[BRIEF] Select, from the material below, each line with "screenshot" in it.

[RECORDED INFORMATION]
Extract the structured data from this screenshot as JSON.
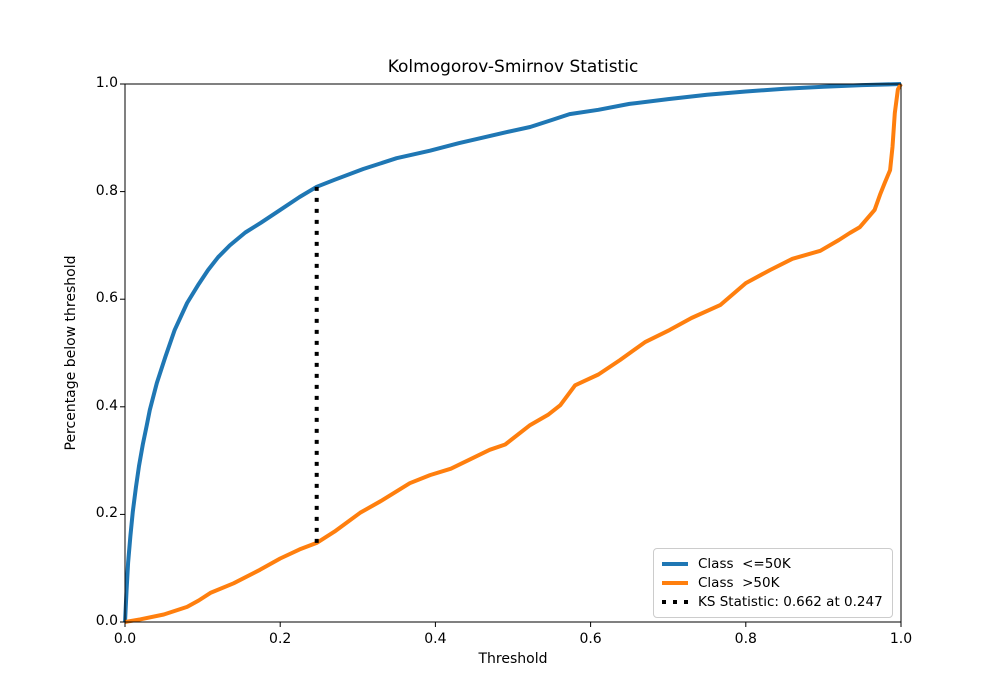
{
  "title": "Kolmogorov-Smirnov Statistic",
  "axes": {
    "xlabel": "Threshold",
    "ylabel": "Percentage below threshold",
    "x_ticks": [
      "0.0",
      "0.2",
      "0.4",
      "0.6",
      "0.8",
      "1.0"
    ],
    "y_ticks": [
      "0.0",
      "0.2",
      "0.4",
      "0.6",
      "0.8",
      "1.0"
    ]
  },
  "legend": {
    "entries": [
      {
        "label": "Class  <=50K",
        "color": "#1f77b4",
        "style": "solid"
      },
      {
        "label": "Class  >50K",
        "color": "#ff7f0e",
        "style": "solid"
      },
      {
        "label": "KS Statistic: 0.662 at 0.247",
        "color": "#000000",
        "style": "dotted"
      }
    ],
    "position": "lower right"
  },
  "chart_data": {
    "type": "line",
    "title": "Kolmogorov-Smirnov Statistic",
    "xlabel": "Threshold",
    "ylabel": "Percentage below threshold",
    "xlim": [
      0.0,
      1.0
    ],
    "ylim": [
      0.0,
      1.0
    ],
    "grid": false,
    "legend_position": "lower right",
    "ks_annotation": {
      "statistic": 0.662,
      "threshold": 0.247,
      "cdf_low": 0.147,
      "cdf_high": 0.809
    },
    "series": [
      {
        "name": "Class  <=50K",
        "color": "#1f77b4",
        "style": "solid",
        "points": [
          [
            0.0,
            0.0
          ],
          [
            0.002,
            0.06
          ],
          [
            0.004,
            0.11
          ],
          [
            0.007,
            0.16
          ],
          [
            0.01,
            0.205
          ],
          [
            0.014,
            0.25
          ],
          [
            0.018,
            0.29
          ],
          [
            0.023,
            0.33
          ],
          [
            0.028,
            0.365
          ],
          [
            0.032,
            0.394
          ],
          [
            0.041,
            0.444
          ],
          [
            0.052,
            0.493
          ],
          [
            0.064,
            0.543
          ],
          [
            0.08,
            0.593
          ],
          [
            0.095,
            0.628
          ],
          [
            0.107,
            0.654
          ],
          [
            0.12,
            0.678
          ],
          [
            0.135,
            0.7
          ],
          [
            0.155,
            0.724
          ],
          [
            0.175,
            0.742
          ],
          [
            0.2,
            0.766
          ],
          [
            0.225,
            0.79
          ],
          [
            0.247,
            0.809
          ],
          [
            0.27,
            0.822
          ],
          [
            0.307,
            0.842
          ],
          [
            0.35,
            0.862
          ],
          [
            0.393,
            0.876
          ],
          [
            0.43,
            0.89
          ],
          [
            0.46,
            0.9
          ],
          [
            0.49,
            0.91
          ],
          [
            0.522,
            0.92
          ],
          [
            0.55,
            0.933
          ],
          [
            0.573,
            0.944
          ],
          [
            0.61,
            0.952
          ],
          [
            0.65,
            0.963
          ],
          [
            0.7,
            0.972
          ],
          [
            0.75,
            0.98
          ],
          [
            0.8,
            0.986
          ],
          [
            0.85,
            0.991
          ],
          [
            0.9,
            0.995
          ],
          [
            0.95,
            0.998
          ],
          [
            1.0,
            1.0
          ]
        ]
      },
      {
        "name": "Class  >50K",
        "color": "#ff7f0e",
        "style": "solid",
        "points": [
          [
            0.0,
            0.0
          ],
          [
            0.02,
            0.005
          ],
          [
            0.05,
            0.014
          ],
          [
            0.08,
            0.028
          ],
          [
            0.095,
            0.04
          ],
          [
            0.11,
            0.054
          ],
          [
            0.14,
            0.072
          ],
          [
            0.174,
            0.097
          ],
          [
            0.2,
            0.118
          ],
          [
            0.225,
            0.135
          ],
          [
            0.247,
            0.147
          ],
          [
            0.27,
            0.168
          ],
          [
            0.303,
            0.203
          ],
          [
            0.33,
            0.225
          ],
          [
            0.367,
            0.258
          ],
          [
            0.393,
            0.273
          ],
          [
            0.42,
            0.285
          ],
          [
            0.47,
            0.32
          ],
          [
            0.49,
            0.33
          ],
          [
            0.522,
            0.366
          ],
          [
            0.545,
            0.385
          ],
          [
            0.561,
            0.403
          ],
          [
            0.58,
            0.44
          ],
          [
            0.61,
            0.46
          ],
          [
            0.638,
            0.487
          ],
          [
            0.67,
            0.52
          ],
          [
            0.702,
            0.543
          ],
          [
            0.73,
            0.565
          ],
          [
            0.767,
            0.589
          ],
          [
            0.8,
            0.63
          ],
          [
            0.831,
            0.654
          ],
          [
            0.86,
            0.675
          ],
          [
            0.896,
            0.69
          ],
          [
            0.92,
            0.71
          ],
          [
            0.934,
            0.723
          ],
          [
            0.947,
            0.734
          ],
          [
            0.966,
            0.766
          ],
          [
            0.973,
            0.794
          ],
          [
            0.979,
            0.816
          ],
          [
            0.986,
            0.84
          ],
          [
            0.989,
            0.883
          ],
          [
            0.992,
            0.946
          ],
          [
            0.996,
            0.99
          ],
          [
            1.0,
            1.0
          ]
        ]
      },
      {
        "name": "KS Statistic: 0.662 at 0.247",
        "color": "#000000",
        "style": "dotted",
        "points": [
          [
            0.247,
            0.147
          ],
          [
            0.247,
            0.809
          ]
        ]
      }
    ]
  }
}
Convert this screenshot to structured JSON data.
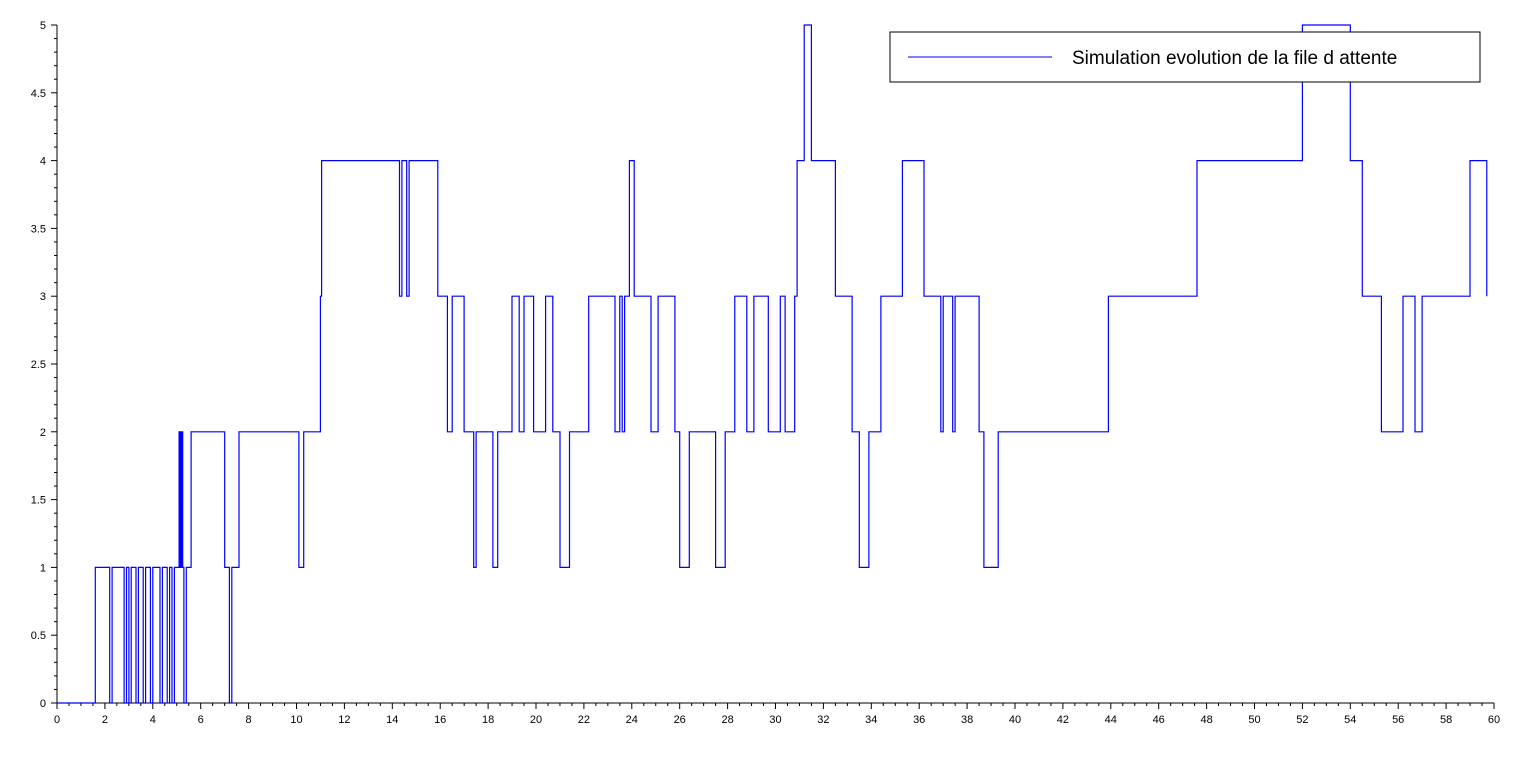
{
  "chart_data": {
    "type": "line",
    "step": true,
    "title": "",
    "xlabel": "",
    "ylabel": "",
    "xlim": [
      0,
      60
    ],
    "ylim": [
      0,
      5
    ],
    "x_ticks": [
      "0",
      "2",
      "4",
      "6",
      "8",
      "10",
      "12",
      "14",
      "16",
      "18",
      "20",
      "22",
      "24",
      "26",
      "28",
      "30",
      "32",
      "34",
      "36",
      "38",
      "40",
      "42",
      "44",
      "46",
      "48",
      "50",
      "52",
      "54",
      "56",
      "58",
      "60"
    ],
    "y_ticks": [
      "0",
      "0.5",
      "1",
      "1.5",
      "2",
      "2.5",
      "3",
      "3.5",
      "4",
      "4.5",
      "5"
    ],
    "grid": false,
    "legend_position": "top-right",
    "series": [
      {
        "name": "Simulation evolution de la file d attente",
        "color": "#0000ff",
        "points": [
          [
            0,
            0
          ],
          [
            1.6,
            1
          ],
          [
            2.2,
            0
          ],
          [
            2.3,
            1
          ],
          [
            2.8,
            0
          ],
          [
            2.9,
            1
          ],
          [
            3.0,
            0
          ],
          [
            3.1,
            1
          ],
          [
            3.3,
            0
          ],
          [
            3.4,
            1
          ],
          [
            3.6,
            0
          ],
          [
            3.7,
            1
          ],
          [
            3.9,
            0
          ],
          [
            4.0,
            1
          ],
          [
            4.3,
            0
          ],
          [
            4.4,
            1
          ],
          [
            4.6,
            0
          ],
          [
            4.7,
            1
          ],
          [
            4.8,
            0
          ],
          [
            4.9,
            1
          ],
          [
            5.1,
            2
          ],
          [
            5.15,
            1
          ],
          [
            5.2,
            2
          ],
          [
            5.25,
            1
          ],
          [
            5.3,
            0
          ],
          [
            5.4,
            1
          ],
          [
            5.6,
            2
          ],
          [
            6.3,
            2
          ],
          [
            7.0,
            1
          ],
          [
            7.2,
            0
          ],
          [
            7.3,
            1
          ],
          [
            7.6,
            2
          ],
          [
            10.1,
            1
          ],
          [
            10.3,
            2
          ],
          [
            10.9,
            2
          ],
          [
            11.0,
            3
          ],
          [
            11.05,
            4
          ],
          [
            14.3,
            3
          ],
          [
            14.4,
            4
          ],
          [
            14.6,
            3
          ],
          [
            14.7,
            4
          ],
          [
            15.9,
            3
          ],
          [
            16.3,
            2
          ],
          [
            16.5,
            3
          ],
          [
            17.0,
            2
          ],
          [
            17.4,
            1
          ],
          [
            17.5,
            2
          ],
          [
            18.2,
            1
          ],
          [
            18.4,
            2
          ],
          [
            19.0,
            3
          ],
          [
            19.3,
            2
          ],
          [
            19.5,
            3
          ],
          [
            19.9,
            2
          ],
          [
            20.4,
            3
          ],
          [
            20.7,
            2
          ],
          [
            21.0,
            1
          ],
          [
            21.4,
            2
          ],
          [
            22.2,
            3
          ],
          [
            23.3,
            2
          ],
          [
            23.5,
            3
          ],
          [
            23.6,
            2
          ],
          [
            23.7,
            3
          ],
          [
            23.9,
            4
          ],
          [
            24.1,
            3
          ],
          [
            24.8,
            2
          ],
          [
            25.1,
            3
          ],
          [
            25.8,
            2
          ],
          [
            26.0,
            1
          ],
          [
            26.4,
            2
          ],
          [
            27.0,
            2
          ],
          [
            27.5,
            1
          ],
          [
            27.9,
            2
          ],
          [
            28.3,
            3
          ],
          [
            28.8,
            2
          ],
          [
            29.1,
            3
          ],
          [
            29.7,
            2
          ],
          [
            30.2,
            3
          ],
          [
            30.4,
            2
          ],
          [
            30.8,
            3
          ],
          [
            30.9,
            4
          ],
          [
            31.2,
            5
          ],
          [
            31.5,
            4
          ],
          [
            31.6,
            4
          ],
          [
            32.5,
            3
          ],
          [
            33.2,
            2
          ],
          [
            33.5,
            1
          ],
          [
            33.9,
            2
          ],
          [
            34.4,
            3
          ],
          [
            35.2,
            3
          ],
          [
            35.3,
            4
          ],
          [
            36.2,
            3
          ],
          [
            36.9,
            2
          ],
          [
            37.0,
            3
          ],
          [
            37.4,
            2
          ],
          [
            37.5,
            3
          ],
          [
            38.5,
            2
          ],
          [
            38.7,
            1
          ],
          [
            39.3,
            2
          ],
          [
            43.9,
            3
          ],
          [
            47.6,
            4
          ],
          [
            52.0,
            5
          ],
          [
            54.0,
            4
          ],
          [
            54.5,
            3
          ],
          [
            55.3,
            2
          ],
          [
            56.2,
            3
          ],
          [
            56.7,
            2
          ],
          [
            57.0,
            3
          ],
          [
            59.0,
            4
          ],
          [
            59.7,
            3
          ]
        ]
      }
    ]
  }
}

[REPLY]
Extract the structured data from this screenshot as JSON.
Convert this screenshot to structured JSON data.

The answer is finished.